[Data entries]
+++

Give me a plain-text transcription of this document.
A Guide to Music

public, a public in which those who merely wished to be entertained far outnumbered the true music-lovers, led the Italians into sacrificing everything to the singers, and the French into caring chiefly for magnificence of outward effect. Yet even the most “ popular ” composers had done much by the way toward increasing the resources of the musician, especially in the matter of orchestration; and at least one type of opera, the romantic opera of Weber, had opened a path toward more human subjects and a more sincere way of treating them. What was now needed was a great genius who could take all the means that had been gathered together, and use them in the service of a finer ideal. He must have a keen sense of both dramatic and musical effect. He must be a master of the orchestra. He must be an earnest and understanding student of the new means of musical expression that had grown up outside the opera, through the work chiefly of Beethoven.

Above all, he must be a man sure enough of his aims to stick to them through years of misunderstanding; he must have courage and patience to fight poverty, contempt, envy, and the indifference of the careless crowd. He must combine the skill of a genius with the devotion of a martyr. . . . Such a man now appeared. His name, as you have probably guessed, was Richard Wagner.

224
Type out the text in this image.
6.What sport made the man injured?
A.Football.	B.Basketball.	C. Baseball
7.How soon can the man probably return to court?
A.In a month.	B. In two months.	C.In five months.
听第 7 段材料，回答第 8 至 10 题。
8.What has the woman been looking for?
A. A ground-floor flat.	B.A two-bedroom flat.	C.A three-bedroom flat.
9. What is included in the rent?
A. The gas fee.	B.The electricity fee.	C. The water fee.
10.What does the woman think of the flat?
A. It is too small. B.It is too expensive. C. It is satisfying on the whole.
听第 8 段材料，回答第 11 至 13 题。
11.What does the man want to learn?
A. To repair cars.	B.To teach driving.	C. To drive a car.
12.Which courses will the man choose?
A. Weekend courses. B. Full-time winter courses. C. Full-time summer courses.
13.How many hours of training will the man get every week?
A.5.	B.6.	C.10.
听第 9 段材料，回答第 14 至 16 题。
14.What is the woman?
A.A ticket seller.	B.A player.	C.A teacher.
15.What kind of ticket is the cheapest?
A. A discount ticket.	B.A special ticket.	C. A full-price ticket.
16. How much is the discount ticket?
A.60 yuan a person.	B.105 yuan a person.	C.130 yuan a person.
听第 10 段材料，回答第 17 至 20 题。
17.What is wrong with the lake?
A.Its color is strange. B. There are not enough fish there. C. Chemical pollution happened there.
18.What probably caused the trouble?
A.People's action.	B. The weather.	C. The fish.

+++

WHAT IS EXPECTED:
Copy out every line of the material above that mentions the word "courses".

SOLUTION TO THIS PROBLEM:
12.Which courses will the man choose?
A. Weekend courses. B. Full-time winter courses. C. Full-time summer courses.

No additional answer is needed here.